=== EXTRACTED INFORMATION ===
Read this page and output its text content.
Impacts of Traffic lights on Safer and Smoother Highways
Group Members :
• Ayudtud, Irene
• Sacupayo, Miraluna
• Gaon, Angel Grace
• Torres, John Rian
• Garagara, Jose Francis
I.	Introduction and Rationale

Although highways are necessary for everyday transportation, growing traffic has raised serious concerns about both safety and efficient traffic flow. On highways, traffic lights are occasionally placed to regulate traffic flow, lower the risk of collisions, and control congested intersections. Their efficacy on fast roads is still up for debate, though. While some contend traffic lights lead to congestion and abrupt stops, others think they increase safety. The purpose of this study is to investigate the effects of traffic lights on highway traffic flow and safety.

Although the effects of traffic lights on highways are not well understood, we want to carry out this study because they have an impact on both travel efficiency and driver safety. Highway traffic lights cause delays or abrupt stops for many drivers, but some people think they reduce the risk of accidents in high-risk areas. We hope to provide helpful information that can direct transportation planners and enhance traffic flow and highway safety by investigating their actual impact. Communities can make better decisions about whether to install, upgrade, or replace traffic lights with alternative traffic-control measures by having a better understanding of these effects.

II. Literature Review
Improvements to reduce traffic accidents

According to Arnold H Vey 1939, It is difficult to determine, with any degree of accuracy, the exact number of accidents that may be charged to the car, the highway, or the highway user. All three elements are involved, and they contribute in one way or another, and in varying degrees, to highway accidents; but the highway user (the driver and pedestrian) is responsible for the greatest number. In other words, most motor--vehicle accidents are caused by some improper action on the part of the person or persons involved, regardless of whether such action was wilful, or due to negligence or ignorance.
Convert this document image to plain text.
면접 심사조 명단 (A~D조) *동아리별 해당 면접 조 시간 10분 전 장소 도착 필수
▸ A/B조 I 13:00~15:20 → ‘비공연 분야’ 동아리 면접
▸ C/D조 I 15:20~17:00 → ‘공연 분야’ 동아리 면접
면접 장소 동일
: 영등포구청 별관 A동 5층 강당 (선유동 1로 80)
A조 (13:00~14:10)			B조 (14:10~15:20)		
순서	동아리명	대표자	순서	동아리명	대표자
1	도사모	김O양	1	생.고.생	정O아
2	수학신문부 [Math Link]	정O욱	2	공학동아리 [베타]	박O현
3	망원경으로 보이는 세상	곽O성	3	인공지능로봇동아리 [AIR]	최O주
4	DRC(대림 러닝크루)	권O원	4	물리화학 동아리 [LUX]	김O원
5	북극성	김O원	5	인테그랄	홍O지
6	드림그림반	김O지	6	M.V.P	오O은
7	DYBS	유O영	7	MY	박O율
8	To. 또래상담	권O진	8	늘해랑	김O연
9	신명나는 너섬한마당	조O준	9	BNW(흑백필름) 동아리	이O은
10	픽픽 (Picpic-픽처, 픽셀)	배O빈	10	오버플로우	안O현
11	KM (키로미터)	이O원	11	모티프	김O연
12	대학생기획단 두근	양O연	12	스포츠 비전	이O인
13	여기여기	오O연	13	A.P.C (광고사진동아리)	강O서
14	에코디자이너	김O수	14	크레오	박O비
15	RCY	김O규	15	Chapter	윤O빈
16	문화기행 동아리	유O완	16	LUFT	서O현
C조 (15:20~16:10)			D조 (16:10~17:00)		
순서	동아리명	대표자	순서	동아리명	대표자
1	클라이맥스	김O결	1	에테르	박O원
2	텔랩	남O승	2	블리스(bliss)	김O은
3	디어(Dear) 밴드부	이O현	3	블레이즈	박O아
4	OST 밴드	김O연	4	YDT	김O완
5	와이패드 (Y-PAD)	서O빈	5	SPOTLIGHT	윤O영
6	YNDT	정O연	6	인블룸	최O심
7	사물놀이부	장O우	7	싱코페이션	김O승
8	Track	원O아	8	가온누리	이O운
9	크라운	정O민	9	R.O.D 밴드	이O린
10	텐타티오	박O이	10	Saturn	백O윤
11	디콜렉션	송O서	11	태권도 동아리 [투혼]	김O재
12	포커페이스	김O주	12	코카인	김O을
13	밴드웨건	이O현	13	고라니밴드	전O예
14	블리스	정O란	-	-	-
===
| WHAT YOU WILL DO |
All lines of the data above that include the word "abrupt" must be shown.

| REPLY TO THE TASK |
Although highways are necessary for everyday transportation, growing traffic has raised serious concerns about both safety and efficient traffic flow. On highways, traffic lights are occasionally placed to regulate traffic flow, lower the risk of collisions, and control congested intersections. Their efficacy on fast roads is still up for debate, though. While some contend traffic lights lead to congestion and abrupt stops, others think they increase safety. The purpose of this study is to investigate the effects of traffic lights on highway traffic flow and safety.
Although the effects of traffic lights on highways are not well understood, we want to carry out this study because they have an impact on both travel efficiency and driver safety. Highway traffic lights cause delays or abrupt stops for many drivers, but some people think they reduce the risk of accidents in high-risk areas. We hope to provide helpful information that can direct transportation planners and enhance traffic flow and highway safety by investigating their actual impact. Communities can make better decisions about whether to install, upgrade, or replace traffic lights with alternative traffic-control measures by having a better understanding of these effects.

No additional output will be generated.